Start of SOURCE RECORDS

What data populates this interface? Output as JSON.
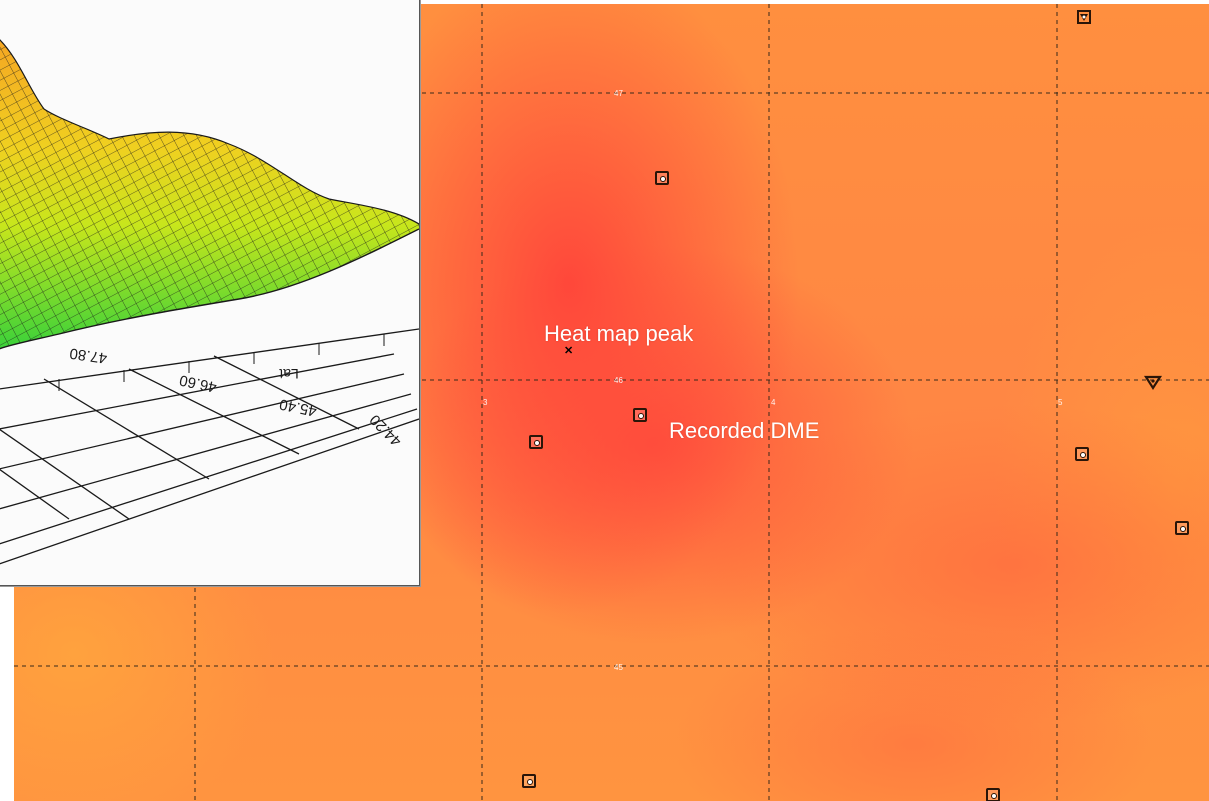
{
  "map": {
    "labels": {
      "peak": "Heat map peak",
      "dme": "Recorded DME"
    },
    "grid_labels": {
      "lat_47": "47",
      "lat_46": "46",
      "lat_45": "45",
      "lon_3": "3",
      "lon_4": "4",
      "lon_5": "5"
    },
    "colors": {
      "heat_high": "#ff443a",
      "heat_low": "#ff9a3e",
      "grid": "#3a2a1a",
      "label": "#ffffff",
      "navaid": "#2a1508"
    },
    "icons": {
      "dme_station": "dme-navaid-icon",
      "vortac_station": "vortac-icon",
      "peak": "cross-marker-icon"
    }
  },
  "inset": {
    "axis_tick_labels": [
      "47.80",
      "46.60",
      "45.40",
      "44.20"
    ],
    "axis_name": "Lat",
    "colors": {
      "surface_high": "#f5a623",
      "surface_mid": "#e6e619",
      "surface_low": "#3ad13a",
      "mesh": "#1a1a1a"
    }
  }
}
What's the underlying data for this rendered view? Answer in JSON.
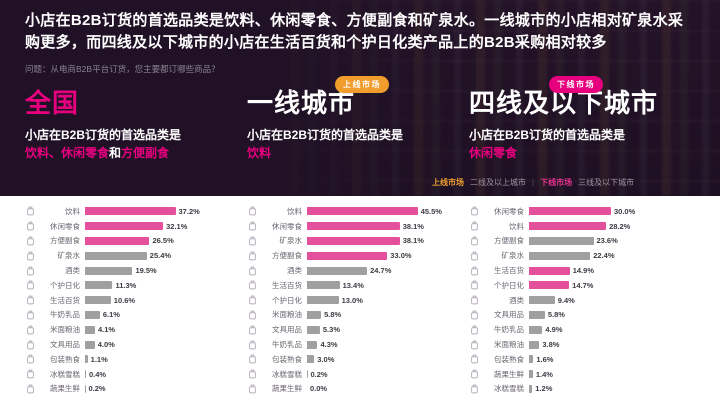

End of SOURCE RECORDS

## EXERCISE GOAL
Pictures are not part of the copy; output everything else in the records exactly.

## WRITTEN ANSWER
What data populates this interface? Output as JSON.
{
  "map": {
    "labels": {
      "peak": "Heat map peak",
      "dme": "Recorded DME"
    },
    "grid_labels": {
      "lat_47": "47",
      "lat_46": "46",
      "lat_45": "45",
      "lon_3": "3",
      "lon_4": "4",
      "lon_5": "5"
    },
    "colors": {
      "heat_high": "#ff443a",
      "heat_low": "#ff9a3e",
      "grid": "#3a2a1a",
      "label": "#ffffff",
      "navaid": "#2a1508"
    },
    "icons": {
      "dme_station": "dme-navaid-icon",
      "vortac_station": "vortac-icon",
      "peak": "cross-marker-icon"
    }
  },
  "inset": {
    "axis_tick_labels": [
      "47.80",
      "46.60",
      "45.40",
      "44.20"
    ],
    "axis_name": "Lat",
    "colors": {
      "surface_high": "#f5a623",
      "surface_mid": "#e6e619",
      "surface_low": "#3ad13a",
      "mesh": "#1a1a1a"
    }
  }
}
What's the underlying data for this rendered view? Answer in JSON.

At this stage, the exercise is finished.